┌────────

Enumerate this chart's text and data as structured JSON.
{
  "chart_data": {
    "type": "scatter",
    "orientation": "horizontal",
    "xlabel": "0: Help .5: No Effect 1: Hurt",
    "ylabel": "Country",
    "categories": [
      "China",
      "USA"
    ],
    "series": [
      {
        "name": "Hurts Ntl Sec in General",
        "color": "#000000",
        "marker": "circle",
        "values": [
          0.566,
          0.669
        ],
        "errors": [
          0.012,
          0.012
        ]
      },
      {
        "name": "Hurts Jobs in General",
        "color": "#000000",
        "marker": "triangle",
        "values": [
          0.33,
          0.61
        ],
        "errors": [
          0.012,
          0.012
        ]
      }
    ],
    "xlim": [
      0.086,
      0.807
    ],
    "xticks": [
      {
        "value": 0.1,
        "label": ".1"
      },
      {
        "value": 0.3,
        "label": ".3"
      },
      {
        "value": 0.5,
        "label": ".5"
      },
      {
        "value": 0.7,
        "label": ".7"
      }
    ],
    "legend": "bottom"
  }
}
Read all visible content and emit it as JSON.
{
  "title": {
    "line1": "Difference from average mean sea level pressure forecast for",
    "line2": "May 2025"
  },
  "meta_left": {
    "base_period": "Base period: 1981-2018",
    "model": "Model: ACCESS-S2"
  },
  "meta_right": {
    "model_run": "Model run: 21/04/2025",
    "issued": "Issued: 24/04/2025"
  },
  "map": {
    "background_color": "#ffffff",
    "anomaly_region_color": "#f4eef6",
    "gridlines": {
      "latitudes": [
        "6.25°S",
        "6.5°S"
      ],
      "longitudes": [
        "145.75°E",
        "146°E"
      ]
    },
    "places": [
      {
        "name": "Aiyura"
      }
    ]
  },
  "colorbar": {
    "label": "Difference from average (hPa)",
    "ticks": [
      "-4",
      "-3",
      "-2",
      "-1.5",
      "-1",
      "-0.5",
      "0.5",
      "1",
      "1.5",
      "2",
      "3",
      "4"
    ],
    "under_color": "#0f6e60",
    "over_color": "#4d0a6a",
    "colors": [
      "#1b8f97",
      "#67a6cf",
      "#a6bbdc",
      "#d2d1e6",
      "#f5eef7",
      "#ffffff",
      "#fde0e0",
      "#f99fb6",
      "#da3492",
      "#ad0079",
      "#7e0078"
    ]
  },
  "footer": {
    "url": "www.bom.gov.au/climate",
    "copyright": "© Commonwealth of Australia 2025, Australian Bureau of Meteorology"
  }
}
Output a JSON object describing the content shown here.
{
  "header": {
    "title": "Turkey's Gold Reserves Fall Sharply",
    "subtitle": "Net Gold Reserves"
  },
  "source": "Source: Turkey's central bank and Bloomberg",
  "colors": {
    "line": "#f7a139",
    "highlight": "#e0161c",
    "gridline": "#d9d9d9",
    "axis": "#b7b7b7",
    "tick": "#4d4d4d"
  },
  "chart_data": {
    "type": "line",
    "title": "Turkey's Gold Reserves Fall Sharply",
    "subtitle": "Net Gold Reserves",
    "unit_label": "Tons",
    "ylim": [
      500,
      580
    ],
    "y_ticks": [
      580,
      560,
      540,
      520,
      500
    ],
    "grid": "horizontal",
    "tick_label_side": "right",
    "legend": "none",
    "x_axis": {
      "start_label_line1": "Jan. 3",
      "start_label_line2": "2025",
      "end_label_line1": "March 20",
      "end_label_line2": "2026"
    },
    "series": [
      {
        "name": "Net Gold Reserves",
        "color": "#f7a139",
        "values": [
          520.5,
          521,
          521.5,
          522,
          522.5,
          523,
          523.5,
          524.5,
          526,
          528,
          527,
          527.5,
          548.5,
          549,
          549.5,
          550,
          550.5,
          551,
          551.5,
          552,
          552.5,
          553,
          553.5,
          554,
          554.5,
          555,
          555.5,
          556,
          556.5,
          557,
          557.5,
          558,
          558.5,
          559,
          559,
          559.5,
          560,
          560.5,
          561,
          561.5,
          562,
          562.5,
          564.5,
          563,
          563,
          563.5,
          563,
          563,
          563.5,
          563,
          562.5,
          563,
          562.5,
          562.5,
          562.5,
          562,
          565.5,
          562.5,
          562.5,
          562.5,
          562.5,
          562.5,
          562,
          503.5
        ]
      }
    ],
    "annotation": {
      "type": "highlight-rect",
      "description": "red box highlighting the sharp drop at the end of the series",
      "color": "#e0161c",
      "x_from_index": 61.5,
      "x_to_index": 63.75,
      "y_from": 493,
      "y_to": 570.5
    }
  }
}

└────────

- _What is needed_: Working from the entries above, return all lines that contain "Reserves".

- _Solved problem_:
    "title": "Turkey's Gold Reserves Fall Sharply",
    "subtitle": "Net Gold Reserves"
    "title": "Turkey's Gold Reserves Fall Sharply",
    "subtitle": "Net Gold Reserves",
        "name": "Net Gold Reserves",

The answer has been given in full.